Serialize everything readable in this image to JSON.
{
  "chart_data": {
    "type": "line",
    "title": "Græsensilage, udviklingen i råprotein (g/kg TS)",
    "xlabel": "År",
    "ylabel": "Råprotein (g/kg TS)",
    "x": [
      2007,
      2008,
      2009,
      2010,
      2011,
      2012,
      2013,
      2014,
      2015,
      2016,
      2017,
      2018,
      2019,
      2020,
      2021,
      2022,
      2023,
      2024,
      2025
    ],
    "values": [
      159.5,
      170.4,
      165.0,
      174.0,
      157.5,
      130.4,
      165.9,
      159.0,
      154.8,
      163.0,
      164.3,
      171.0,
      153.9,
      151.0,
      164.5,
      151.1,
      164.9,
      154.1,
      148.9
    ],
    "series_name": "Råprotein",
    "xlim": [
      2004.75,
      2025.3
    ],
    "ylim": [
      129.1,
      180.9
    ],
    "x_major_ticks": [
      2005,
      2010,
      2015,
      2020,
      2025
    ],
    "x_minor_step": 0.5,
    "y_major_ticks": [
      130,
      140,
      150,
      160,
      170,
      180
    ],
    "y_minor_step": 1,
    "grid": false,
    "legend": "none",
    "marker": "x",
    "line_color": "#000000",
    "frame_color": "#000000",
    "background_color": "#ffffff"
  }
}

§ Task instructions: The answer must contain every line of the material, unchanged.

§ Response:
Serialize everything readable in this image to JSON.
{
  "chart_data": {
    "type": "line",
    "title": "Græsensilage, udviklingen i råprotein (g/kg TS)",
    "xlabel": "År",
    "ylabel": "Råprotein (g/kg TS)",
    "x": [
      2007,
      2008,
      2009,
      2010,
      2011,
      2012,
      2013,
      2014,
      2015,
      2016,
      2017,
      2018,
      2019,
      2020,
      2021,
      2022,
      2023,
      2024,
      2025
    ],
    "values": [
      159.5,
      170.4,
      165.0,
      174.0,
      157.5,
      130.4,
      165.9,
      159.0,
      154.8,
      163.0,
      164.3,
      171.0,
      153.9,
      151.0,
      164.5,
      151.1,
      164.9,
      154.1,
      148.9
    ],
    "series_name": "Råprotein",
    "xlim": [
      2004.75,
      2025.3
    ],
    "ylim": [
      129.1,
      180.9
    ],
    "x_major_ticks": [
      2005,
      2010,
      2015,
      2020,
      2025
    ],
    "x_minor_step": 0.5,
    "y_major_ticks": [
      130,
      140,
      150,
      160,
      170,
      180
    ],
    "y_minor_step": 1,
    "grid": false,
    "legend": "none",
    "marker": "x",
    "line_color": "#000000",
    "frame_color": "#000000",
    "background_color": "#ffffff"
  }
}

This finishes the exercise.